▶ [Written request]: Report the count of lines containing the word "xlabel" in the entries below, and nothing more.

(Stored entries)
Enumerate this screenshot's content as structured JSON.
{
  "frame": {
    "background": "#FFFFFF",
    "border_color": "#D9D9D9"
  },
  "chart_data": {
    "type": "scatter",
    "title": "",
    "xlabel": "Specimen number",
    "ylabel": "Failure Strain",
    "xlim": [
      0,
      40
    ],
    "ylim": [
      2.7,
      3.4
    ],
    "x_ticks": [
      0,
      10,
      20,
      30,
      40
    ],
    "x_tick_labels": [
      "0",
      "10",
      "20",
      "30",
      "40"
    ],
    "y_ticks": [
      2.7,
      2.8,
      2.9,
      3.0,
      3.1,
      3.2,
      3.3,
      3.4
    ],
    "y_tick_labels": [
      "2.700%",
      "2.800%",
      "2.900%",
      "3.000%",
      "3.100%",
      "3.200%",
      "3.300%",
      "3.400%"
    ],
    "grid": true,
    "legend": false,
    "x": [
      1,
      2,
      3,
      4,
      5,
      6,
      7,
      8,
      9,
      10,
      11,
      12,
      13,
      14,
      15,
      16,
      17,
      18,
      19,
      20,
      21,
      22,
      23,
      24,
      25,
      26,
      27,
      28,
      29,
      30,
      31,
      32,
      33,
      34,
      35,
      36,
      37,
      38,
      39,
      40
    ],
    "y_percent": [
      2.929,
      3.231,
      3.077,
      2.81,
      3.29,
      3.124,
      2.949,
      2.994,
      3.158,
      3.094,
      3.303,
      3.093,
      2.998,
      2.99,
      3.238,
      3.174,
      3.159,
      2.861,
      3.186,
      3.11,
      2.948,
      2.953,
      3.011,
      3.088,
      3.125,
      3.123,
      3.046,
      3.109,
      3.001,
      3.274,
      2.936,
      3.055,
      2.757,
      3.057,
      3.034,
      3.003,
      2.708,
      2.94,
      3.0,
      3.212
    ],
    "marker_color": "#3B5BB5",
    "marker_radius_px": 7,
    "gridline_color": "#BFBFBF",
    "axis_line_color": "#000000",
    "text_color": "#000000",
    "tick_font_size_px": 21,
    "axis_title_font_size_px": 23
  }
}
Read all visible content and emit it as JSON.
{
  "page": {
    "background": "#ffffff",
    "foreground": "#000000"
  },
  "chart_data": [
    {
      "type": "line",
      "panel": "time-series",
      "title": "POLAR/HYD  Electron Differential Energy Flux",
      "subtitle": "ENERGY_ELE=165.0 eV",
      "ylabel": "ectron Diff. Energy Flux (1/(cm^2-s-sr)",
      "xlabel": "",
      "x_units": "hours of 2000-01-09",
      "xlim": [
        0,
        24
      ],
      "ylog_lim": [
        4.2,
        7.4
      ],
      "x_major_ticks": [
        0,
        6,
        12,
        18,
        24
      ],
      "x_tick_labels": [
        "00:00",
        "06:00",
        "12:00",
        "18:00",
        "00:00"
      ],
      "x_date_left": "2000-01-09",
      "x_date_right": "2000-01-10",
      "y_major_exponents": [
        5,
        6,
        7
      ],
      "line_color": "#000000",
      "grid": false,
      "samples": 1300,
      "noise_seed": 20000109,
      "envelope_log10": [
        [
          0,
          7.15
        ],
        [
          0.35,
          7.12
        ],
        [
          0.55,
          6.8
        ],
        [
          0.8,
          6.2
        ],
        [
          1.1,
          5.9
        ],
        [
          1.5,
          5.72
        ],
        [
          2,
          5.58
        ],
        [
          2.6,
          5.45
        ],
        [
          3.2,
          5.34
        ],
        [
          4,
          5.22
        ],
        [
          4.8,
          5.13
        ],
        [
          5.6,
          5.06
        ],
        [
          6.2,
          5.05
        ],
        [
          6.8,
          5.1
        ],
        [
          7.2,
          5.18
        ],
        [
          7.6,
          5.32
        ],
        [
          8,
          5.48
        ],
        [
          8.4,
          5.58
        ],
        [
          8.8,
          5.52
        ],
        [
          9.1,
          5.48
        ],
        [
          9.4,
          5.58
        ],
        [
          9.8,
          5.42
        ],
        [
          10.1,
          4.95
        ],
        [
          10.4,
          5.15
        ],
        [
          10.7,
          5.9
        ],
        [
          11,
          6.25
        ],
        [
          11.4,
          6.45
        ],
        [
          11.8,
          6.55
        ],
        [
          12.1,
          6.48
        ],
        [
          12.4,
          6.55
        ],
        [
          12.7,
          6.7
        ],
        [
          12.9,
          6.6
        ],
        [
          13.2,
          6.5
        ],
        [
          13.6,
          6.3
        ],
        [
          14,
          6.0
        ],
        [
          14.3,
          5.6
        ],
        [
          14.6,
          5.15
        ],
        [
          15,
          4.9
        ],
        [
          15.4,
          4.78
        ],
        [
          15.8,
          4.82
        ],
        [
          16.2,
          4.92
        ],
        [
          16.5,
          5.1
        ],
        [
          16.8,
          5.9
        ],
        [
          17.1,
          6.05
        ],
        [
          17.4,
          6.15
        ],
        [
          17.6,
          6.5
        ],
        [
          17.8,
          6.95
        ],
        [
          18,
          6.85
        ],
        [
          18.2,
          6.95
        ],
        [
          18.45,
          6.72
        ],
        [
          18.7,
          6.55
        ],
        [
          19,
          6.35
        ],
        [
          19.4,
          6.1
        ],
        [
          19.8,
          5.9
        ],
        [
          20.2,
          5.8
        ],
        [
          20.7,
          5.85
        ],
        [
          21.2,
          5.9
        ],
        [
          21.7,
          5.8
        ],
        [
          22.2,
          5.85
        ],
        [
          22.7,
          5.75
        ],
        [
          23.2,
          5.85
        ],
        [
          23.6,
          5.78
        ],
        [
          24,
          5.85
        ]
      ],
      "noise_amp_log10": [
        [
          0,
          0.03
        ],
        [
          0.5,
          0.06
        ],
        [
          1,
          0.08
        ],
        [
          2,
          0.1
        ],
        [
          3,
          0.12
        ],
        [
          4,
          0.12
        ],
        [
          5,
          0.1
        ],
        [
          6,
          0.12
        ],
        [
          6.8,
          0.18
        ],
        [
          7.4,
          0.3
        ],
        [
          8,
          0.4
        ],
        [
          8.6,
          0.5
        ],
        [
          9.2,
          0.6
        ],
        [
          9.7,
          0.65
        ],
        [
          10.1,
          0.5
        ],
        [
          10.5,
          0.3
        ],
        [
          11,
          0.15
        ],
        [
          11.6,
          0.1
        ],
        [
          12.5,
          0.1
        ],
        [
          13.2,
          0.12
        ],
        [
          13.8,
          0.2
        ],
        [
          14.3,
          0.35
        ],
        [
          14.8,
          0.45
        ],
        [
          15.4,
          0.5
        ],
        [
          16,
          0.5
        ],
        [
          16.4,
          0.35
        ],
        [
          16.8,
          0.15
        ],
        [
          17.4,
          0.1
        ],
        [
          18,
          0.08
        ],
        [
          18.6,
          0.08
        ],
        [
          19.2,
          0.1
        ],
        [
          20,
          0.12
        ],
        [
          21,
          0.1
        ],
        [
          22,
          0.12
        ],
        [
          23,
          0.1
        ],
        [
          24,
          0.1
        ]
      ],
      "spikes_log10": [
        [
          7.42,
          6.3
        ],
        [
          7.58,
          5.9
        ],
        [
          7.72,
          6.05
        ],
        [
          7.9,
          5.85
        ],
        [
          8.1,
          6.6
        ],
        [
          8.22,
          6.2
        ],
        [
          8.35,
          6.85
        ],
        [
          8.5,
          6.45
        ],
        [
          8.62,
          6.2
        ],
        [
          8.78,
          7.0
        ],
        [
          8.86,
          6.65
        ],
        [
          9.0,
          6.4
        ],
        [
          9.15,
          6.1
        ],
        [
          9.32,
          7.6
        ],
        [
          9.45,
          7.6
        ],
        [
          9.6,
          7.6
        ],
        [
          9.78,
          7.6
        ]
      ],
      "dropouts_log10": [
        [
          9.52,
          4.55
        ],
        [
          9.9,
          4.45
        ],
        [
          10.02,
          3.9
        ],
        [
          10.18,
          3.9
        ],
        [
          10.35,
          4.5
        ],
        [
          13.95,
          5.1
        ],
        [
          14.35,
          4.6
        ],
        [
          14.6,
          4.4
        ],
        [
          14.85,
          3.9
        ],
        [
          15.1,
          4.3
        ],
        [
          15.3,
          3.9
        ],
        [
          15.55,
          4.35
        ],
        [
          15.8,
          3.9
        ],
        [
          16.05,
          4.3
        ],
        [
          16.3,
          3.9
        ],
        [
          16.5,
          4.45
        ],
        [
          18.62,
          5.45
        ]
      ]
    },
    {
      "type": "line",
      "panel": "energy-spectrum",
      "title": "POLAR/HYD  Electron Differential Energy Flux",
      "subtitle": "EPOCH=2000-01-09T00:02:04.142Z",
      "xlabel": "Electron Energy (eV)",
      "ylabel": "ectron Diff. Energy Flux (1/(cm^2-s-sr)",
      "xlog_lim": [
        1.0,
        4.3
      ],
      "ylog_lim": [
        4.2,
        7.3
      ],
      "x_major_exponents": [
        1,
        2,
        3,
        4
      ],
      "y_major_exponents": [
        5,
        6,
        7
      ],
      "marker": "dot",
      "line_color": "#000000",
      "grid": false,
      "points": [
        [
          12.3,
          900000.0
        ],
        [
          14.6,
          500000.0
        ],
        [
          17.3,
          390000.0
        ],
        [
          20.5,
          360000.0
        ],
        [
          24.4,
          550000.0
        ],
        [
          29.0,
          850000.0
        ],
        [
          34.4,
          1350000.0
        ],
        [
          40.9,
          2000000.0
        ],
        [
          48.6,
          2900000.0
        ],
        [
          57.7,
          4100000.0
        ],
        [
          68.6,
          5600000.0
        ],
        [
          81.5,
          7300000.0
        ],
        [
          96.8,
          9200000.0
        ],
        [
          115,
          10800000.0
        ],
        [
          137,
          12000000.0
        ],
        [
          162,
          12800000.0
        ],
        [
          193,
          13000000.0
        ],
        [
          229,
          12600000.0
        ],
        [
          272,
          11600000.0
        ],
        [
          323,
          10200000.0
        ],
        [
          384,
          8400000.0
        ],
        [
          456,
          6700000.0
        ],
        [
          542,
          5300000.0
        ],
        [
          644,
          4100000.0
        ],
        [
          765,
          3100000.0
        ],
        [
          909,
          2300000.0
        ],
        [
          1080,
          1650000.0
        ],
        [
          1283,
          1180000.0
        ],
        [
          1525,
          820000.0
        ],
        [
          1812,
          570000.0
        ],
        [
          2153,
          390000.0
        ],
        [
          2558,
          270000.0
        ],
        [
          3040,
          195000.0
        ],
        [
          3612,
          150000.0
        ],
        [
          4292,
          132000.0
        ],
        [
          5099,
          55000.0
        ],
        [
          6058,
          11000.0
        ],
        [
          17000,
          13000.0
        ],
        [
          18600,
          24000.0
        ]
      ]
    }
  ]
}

▶ [Answer in full]: 3